**EXERCISE BRIEF**
Copy each line that contains the word "身份证号".

(Stored data entries)
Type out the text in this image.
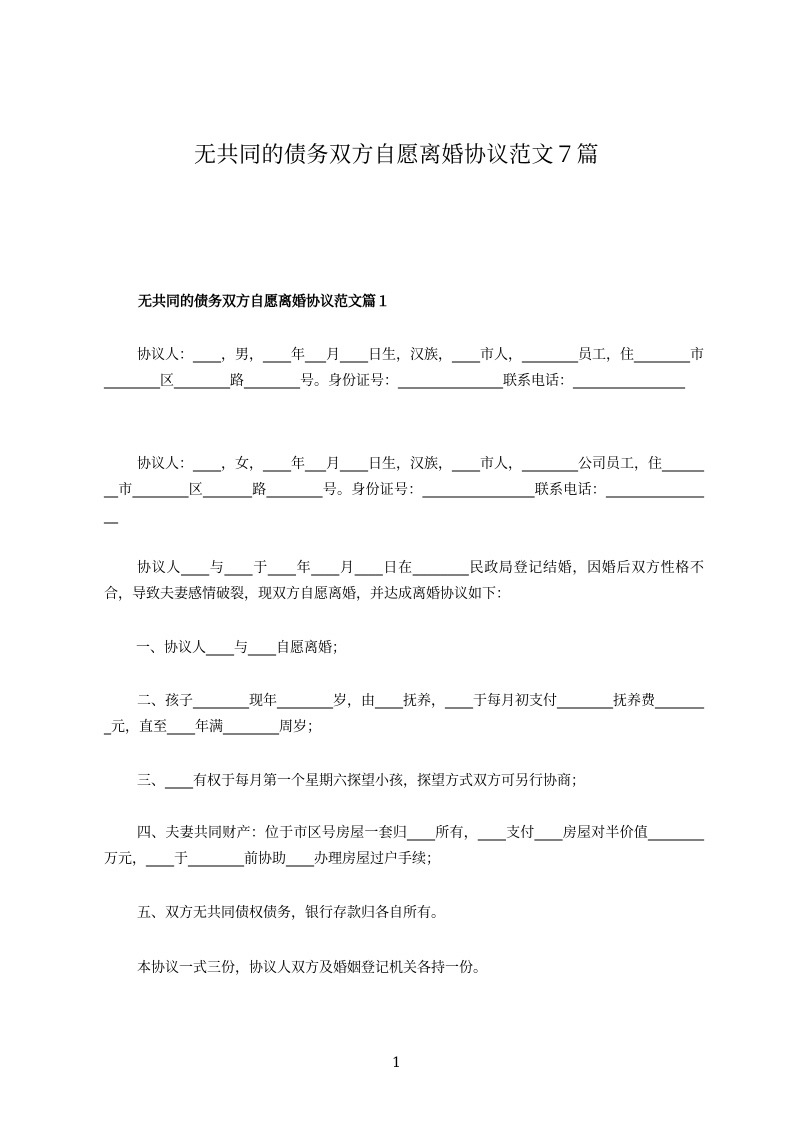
无共同的债务双方自愿离婚协议范文７篇
无共同的债务双方自愿离婚协议范文篇１
协议人：____，男，____年___月____日生，汉族，____市人，________员工，住________市________区________路________号。身份证号：_______________联系电话：________________
协议人：____，女，____年___月____日生，汉族，____市人，________公司员工，住________市________区_______路________号。身份证号：________________联系电话：________________
协议人____与____于____年____月____日在________民政局登记结婚，因婚后双方性格不合，导致夫妻感情破裂，现双方自愿离婚，并达成离婚协议如下：
一、协议人____与____自愿离婚；
二、孩子________现年________岁，由____抚养，____于每月初支付________抚养费________元，直至____年满________周岁；
三、____有权于每月第一个星期六探望小孩，探望方式双方可另行协商；
四、夫妻共同财产：位于市区号房屋一套归____所有，____支付____房屋对半价值________万元，____于________前协助____办理房屋过户手续；
五、双方无共同债权债务，银行存款归各自所有。
本协议一式三份，协议人双方及婚姻登记机关各持一份。
1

**WRITTEN SOLUTION**
协议人：____，男，____年___月____日生，汉族，____市人，________员工，住________市________区________路________号。身份证号：_______________联系电话：________________
协议人：____，女，____年___月____日生，汉族，____市人，________公司员工，住________市________区_______路________号。身份证号：________________联系电话：________________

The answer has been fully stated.